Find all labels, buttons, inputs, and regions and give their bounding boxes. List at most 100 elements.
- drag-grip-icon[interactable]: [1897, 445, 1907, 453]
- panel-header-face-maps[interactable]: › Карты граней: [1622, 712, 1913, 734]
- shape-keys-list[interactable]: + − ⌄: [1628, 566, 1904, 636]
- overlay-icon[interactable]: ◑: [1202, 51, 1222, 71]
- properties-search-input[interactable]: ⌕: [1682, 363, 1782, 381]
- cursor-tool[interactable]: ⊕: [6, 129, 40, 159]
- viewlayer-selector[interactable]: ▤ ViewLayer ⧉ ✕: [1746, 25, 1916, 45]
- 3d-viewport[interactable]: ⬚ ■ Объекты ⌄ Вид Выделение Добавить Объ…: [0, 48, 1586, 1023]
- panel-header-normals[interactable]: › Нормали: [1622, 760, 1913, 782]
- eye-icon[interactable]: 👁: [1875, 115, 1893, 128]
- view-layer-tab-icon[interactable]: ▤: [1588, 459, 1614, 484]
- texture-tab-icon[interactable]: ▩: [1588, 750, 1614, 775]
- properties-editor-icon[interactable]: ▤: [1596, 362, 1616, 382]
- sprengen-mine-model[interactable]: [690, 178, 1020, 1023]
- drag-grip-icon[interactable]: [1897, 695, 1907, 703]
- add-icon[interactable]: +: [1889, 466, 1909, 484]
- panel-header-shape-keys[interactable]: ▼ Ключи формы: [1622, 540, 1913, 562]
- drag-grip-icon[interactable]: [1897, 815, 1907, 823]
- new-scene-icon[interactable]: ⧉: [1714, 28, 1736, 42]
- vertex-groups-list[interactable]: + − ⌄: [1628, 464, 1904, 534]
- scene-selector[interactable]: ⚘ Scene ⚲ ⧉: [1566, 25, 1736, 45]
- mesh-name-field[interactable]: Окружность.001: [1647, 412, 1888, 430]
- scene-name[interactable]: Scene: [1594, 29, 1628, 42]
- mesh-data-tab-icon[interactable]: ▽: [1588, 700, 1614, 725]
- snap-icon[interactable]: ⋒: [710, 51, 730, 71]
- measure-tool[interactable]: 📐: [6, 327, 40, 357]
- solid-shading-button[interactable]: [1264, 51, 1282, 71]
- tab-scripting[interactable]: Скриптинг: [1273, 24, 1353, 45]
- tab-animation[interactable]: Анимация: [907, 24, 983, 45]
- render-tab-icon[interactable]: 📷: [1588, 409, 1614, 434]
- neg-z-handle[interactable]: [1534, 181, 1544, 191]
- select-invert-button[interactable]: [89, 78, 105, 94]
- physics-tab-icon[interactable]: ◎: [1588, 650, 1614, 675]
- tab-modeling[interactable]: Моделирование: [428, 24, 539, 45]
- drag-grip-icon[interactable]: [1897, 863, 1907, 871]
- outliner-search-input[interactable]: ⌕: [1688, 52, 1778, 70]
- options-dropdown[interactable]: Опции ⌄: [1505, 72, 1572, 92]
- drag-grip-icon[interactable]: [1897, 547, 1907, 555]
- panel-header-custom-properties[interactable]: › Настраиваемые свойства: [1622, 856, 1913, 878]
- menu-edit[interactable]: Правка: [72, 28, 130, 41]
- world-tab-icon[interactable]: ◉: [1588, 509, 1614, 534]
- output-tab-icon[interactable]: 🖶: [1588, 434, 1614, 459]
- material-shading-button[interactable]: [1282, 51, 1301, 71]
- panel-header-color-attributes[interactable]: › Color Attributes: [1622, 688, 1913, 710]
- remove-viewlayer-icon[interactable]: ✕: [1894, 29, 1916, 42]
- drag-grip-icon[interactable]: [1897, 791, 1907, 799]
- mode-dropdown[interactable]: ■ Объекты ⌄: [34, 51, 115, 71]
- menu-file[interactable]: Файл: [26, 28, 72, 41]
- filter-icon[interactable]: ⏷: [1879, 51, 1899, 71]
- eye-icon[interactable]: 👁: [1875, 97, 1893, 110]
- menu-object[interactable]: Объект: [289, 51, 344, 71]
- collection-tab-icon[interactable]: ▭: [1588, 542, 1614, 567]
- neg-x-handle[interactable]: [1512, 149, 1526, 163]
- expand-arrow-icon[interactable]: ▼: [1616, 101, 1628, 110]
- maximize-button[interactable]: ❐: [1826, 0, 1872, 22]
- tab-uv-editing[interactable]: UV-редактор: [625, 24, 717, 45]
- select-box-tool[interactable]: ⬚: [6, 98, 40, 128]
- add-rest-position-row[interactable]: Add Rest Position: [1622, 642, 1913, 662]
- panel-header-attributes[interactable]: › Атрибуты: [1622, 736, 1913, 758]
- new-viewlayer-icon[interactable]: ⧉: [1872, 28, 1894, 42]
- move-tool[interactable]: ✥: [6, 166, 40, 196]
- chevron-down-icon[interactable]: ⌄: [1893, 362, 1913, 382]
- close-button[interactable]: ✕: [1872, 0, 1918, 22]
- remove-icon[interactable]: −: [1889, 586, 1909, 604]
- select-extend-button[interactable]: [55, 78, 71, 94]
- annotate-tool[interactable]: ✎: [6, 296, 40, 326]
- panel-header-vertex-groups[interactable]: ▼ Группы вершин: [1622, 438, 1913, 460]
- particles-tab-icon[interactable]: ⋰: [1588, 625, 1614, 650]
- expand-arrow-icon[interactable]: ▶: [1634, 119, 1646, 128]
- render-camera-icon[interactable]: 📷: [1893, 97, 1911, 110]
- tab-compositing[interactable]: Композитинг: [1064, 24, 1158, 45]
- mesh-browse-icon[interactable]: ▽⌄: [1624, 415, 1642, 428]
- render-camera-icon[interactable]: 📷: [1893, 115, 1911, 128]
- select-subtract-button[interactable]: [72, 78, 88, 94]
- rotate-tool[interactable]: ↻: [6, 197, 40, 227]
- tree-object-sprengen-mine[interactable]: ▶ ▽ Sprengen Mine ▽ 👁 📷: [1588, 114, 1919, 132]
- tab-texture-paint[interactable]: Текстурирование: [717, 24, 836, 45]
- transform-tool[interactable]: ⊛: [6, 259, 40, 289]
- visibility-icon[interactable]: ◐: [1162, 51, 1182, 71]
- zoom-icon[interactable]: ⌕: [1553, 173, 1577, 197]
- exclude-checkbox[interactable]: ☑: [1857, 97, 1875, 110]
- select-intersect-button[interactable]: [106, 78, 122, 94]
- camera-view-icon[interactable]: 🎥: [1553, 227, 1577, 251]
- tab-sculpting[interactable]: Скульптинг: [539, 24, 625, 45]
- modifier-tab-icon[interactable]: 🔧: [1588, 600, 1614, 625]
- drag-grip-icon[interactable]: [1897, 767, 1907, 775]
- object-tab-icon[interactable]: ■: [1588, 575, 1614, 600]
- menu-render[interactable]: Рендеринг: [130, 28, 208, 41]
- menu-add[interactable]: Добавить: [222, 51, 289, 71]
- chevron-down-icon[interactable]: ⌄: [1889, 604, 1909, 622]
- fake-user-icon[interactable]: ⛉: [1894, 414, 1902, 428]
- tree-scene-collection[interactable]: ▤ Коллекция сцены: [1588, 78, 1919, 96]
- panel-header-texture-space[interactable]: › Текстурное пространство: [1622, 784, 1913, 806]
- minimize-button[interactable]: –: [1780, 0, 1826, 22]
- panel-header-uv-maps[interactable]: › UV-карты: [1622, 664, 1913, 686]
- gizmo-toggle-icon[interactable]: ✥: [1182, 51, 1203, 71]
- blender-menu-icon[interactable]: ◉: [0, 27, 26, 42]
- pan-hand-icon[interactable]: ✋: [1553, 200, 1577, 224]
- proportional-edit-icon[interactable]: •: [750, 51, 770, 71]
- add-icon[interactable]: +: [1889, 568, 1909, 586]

● Problem to work on: Copy every line of the records above verbatim.

● Task result:
Find all labels, buttons, inputs, and regions and give their bounding boxes. List at most 100 elements.
- drag-grip-icon[interactable]: [1897, 445, 1907, 453]
- panel-header-face-maps[interactable]: › Карты граней: [1622, 712, 1913, 734]
- shape-keys-list[interactable]: + − ⌄: [1628, 566, 1904, 636]
- overlay-icon[interactable]: ◑: [1202, 51, 1222, 71]
- properties-search-input[interactable]: ⌕: [1682, 363, 1782, 381]
- cursor-tool[interactable]: ⊕: [6, 129, 40, 159]
- viewlayer-selector[interactable]: ▤ ViewLayer ⧉ ✕: [1746, 25, 1916, 45]
- 3d-viewport[interactable]: ⬚ ■ Объекты ⌄ Вид Выделение Добавить Объ…: [0, 48, 1586, 1023]
- panel-header-normals[interactable]: › Нормали: [1622, 760, 1913, 782]
- eye-icon[interactable]: 👁: [1875, 115, 1893, 128]
- view-layer-tab-icon[interactable]: ▤: [1588, 459, 1614, 484]
- texture-tab-icon[interactable]: ▩: [1588, 750, 1614, 775]
- properties-editor-icon[interactable]: ▤: [1596, 362, 1616, 382]
- sprengen-mine-model[interactable]: [690, 178, 1020, 1023]
- drag-grip-icon[interactable]: [1897, 695, 1907, 703]
- add-icon[interactable]: +: [1889, 466, 1909, 484]
- panel-header-shape-keys[interactable]: ▼ Ключи формы: [1622, 540, 1913, 562]
- drag-grip-icon[interactable]: [1897, 815, 1907, 823]
- new-scene-icon[interactable]: ⧉: [1714, 28, 1736, 42]
- vertex-groups-list[interactable]: + − ⌄: [1628, 464, 1904, 534]
- scene-selector[interactable]: ⚘ Scene ⚲ ⧉: [1566, 25, 1736, 45]
- mesh-name-field[interactable]: Окружность.001: [1647, 412, 1888, 430]
- scene-name[interactable]: Scene: [1594, 29, 1628, 42]
- mesh-data-tab-icon[interactable]: ▽: [1588, 700, 1614, 725]
- snap-icon[interactable]: ⋒: [710, 51, 730, 71]
- measure-tool[interactable]: 📐: [6, 327, 40, 357]
- solid-shading-button[interactable]: [1264, 51, 1282, 71]
- tab-scripting[interactable]: Скриптинг: [1273, 24, 1353, 45]
- tab-animation[interactable]: Анимация: [907, 24, 983, 45]
- render-tab-icon[interactable]: 📷: [1588, 409, 1614, 434]
- neg-z-handle[interactable]: [1534, 181, 1544, 191]
- select-invert-button[interactable]: [89, 78, 105, 94]
- physics-tab-icon[interactable]: ◎: [1588, 650, 1614, 675]
- tab-modeling[interactable]: Моделирование: [428, 24, 539, 45]
- drag-grip-icon[interactable]: [1897, 863, 1907, 871]
- outliner-search-input[interactable]: ⌕: [1688, 52, 1778, 70]
- options-dropdown[interactable]: Опции ⌄: [1505, 72, 1572, 92]
- drag-grip-icon[interactable]: [1897, 547, 1907, 555]
- panel-header-custom-properties[interactable]: › Настраиваемые свойства: [1622, 856, 1913, 878]
- menu-edit[interactable]: Правка: [72, 28, 130, 41]
- world-tab-icon[interactable]: ◉: [1588, 509, 1614, 534]
- output-tab-icon[interactable]: 🖶: [1588, 434, 1614, 459]
- material-shading-button[interactable]: [1282, 51, 1301, 71]
- panel-header-color-attributes[interactable]: › Color Attributes: [1622, 688, 1913, 710]
- remove-viewlayer-icon[interactable]: ✕: [1894, 29, 1916, 42]
- drag-grip-icon[interactable]: [1897, 791, 1907, 799]
- mode-dropdown[interactable]: ■ Объекты ⌄: [34, 51, 115, 71]
- menu-file[interactable]: Файл: [26, 28, 72, 41]
- filter-icon[interactable]: ⏷: [1879, 51, 1899, 71]
- eye-icon[interactable]: 👁: [1875, 97, 1893, 110]
- menu-object[interactable]: Объект: [289, 51, 344, 71]
- collection-tab-icon[interactable]: ▭: [1588, 542, 1614, 567]
- neg-x-handle[interactable]: [1512, 149, 1526, 163]
- expand-arrow-icon[interactable]: ▼: [1616, 101, 1628, 110]
- maximize-button[interactable]: ❐: [1826, 0, 1872, 22]
- tab-uv-editing[interactable]: UV-редактор: [625, 24, 717, 45]
- select-box-tool[interactable]: ⬚: [6, 98, 40, 128]
- add-rest-position-row[interactable]: Add Rest Position: [1622, 642, 1913, 662]
- panel-header-attributes[interactable]: › Атрибуты: [1622, 736, 1913, 758]
- new-viewlayer-icon[interactable]: ⧉: [1872, 28, 1894, 42]
- move-tool[interactable]: ✥: [6, 166, 40, 196]
- chevron-down-icon[interactable]: ⌄: [1893, 362, 1913, 382]
- close-button[interactable]: ✕: [1872, 0, 1918, 22]
- remove-icon[interactable]: −: [1889, 586, 1909, 604]
- select-extend-button[interactable]: [55, 78, 71, 94]
- annotate-tool[interactable]: ✎: [6, 296, 40, 326]
- panel-header-vertex-groups[interactable]: ▼ Группы вершин: [1622, 438, 1913, 460]
- particles-tab-icon[interactable]: ⋰: [1588, 625, 1614, 650]
- expand-arrow-icon[interactable]: ▶: [1634, 119, 1646, 128]
- render-camera-icon[interactable]: 📷: [1893, 97, 1911, 110]
- tab-compositing[interactable]: Композитинг: [1064, 24, 1158, 45]
- mesh-browse-icon[interactable]: ▽⌄: [1624, 415, 1642, 428]
- render-camera-icon[interactable]: 📷: [1893, 115, 1911, 128]
- select-subtract-button[interactable]: [72, 78, 88, 94]
- rotate-tool[interactable]: ↻: [6, 197, 40, 227]
- tree-object-sprengen-mine[interactable]: ▶ ▽ Sprengen Mine ▽ 👁 📷: [1588, 114, 1919, 132]
- tab-texture-paint[interactable]: Текстурирование: [717, 24, 836, 45]
- transform-tool[interactable]: ⊛: [6, 259, 40, 289]
- visibility-icon[interactable]: ◐: [1162, 51, 1182, 71]
- zoom-icon[interactable]: ⌕: [1553, 173, 1577, 197]
- exclude-checkbox[interactable]: ☑: [1857, 97, 1875, 110]
- select-intersect-button[interactable]: [106, 78, 122, 94]
- camera-view-icon[interactable]: 🎥: [1553, 227, 1577, 251]
- tab-sculpting[interactable]: Скульптинг: [539, 24, 625, 45]
- modifier-tab-icon[interactable]: 🔧: [1588, 600, 1614, 625]
- drag-grip-icon[interactable]: [1897, 767, 1907, 775]
- object-tab-icon[interactable]: ■: [1588, 575, 1614, 600]
- menu-render[interactable]: Рендеринг: [130, 28, 208, 41]
- menu-add[interactable]: Добавить: [222, 51, 289, 71]
- chevron-down-icon[interactable]: ⌄: [1889, 604, 1909, 622]
- fake-user-icon[interactable]: ⛉: [1894, 414, 1902, 428]
- tree-scene-collection[interactable]: ▤ Коллекция сцены: [1588, 78, 1919, 96]
- panel-header-texture-space[interactable]: › Текстурное пространство: [1622, 784, 1913, 806]
- minimize-button[interactable]: –: [1780, 0, 1826, 22]
- panel-header-uv-maps[interactable]: › UV-карты: [1622, 664, 1913, 686]
- gizmo-toggle-icon[interactable]: ✥: [1182, 51, 1203, 71]
- blender-menu-icon[interactable]: ◉: [0, 27, 26, 42]
- pan-hand-icon[interactable]: ✋: [1553, 200, 1577, 224]
- proportional-edit-icon[interactable]: •: [750, 51, 770, 71]
- add-icon[interactable]: +: [1889, 568, 1909, 586]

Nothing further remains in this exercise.